[START]

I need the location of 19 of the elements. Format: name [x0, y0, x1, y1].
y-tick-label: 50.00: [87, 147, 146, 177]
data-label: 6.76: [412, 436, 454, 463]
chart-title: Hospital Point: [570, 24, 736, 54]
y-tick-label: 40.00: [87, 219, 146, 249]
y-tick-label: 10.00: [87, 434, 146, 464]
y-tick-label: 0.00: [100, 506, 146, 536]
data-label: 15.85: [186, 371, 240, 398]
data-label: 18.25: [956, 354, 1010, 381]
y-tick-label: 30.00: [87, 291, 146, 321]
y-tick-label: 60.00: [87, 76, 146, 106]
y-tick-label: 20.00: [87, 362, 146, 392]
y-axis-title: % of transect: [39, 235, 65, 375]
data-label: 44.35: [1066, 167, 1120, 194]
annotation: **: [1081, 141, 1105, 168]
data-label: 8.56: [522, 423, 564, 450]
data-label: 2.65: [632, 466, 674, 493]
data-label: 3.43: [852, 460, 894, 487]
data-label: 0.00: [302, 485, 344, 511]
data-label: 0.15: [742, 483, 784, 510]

[END]

> Exercise: Retype the data from its first line down to the line containing "data-label: 2.65: [632, 466, 674, 493]", with both of those lines included and every character unchanged.

> Reply to the exercise:
I need the location of 19 of the elements. Format: name [x0, y0, x1, y1].
y-tick-label: 50.00: [87, 147, 146, 177]
data-label: 6.76: [412, 436, 454, 463]
chart-title: Hospital Point: [570, 24, 736, 54]
y-tick-label: 40.00: [87, 219, 146, 249]
y-tick-label: 10.00: [87, 434, 146, 464]
y-tick-label: 0.00: [100, 506, 146, 536]
data-label: 15.85: [186, 371, 240, 398]
data-label: 18.25: [956, 354, 1010, 381]
y-tick-label: 30.00: [87, 291, 146, 321]
y-tick-label: 60.00: [87, 76, 146, 106]
y-tick-label: 20.00: [87, 362, 146, 392]
y-axis-title: % of transect: [39, 235, 65, 375]
data-label: 44.35: [1066, 167, 1120, 194]
annotation: **: [1081, 141, 1105, 168]
data-label: 8.56: [522, 423, 564, 450]
data-label: 2.65: [632, 466, 674, 493]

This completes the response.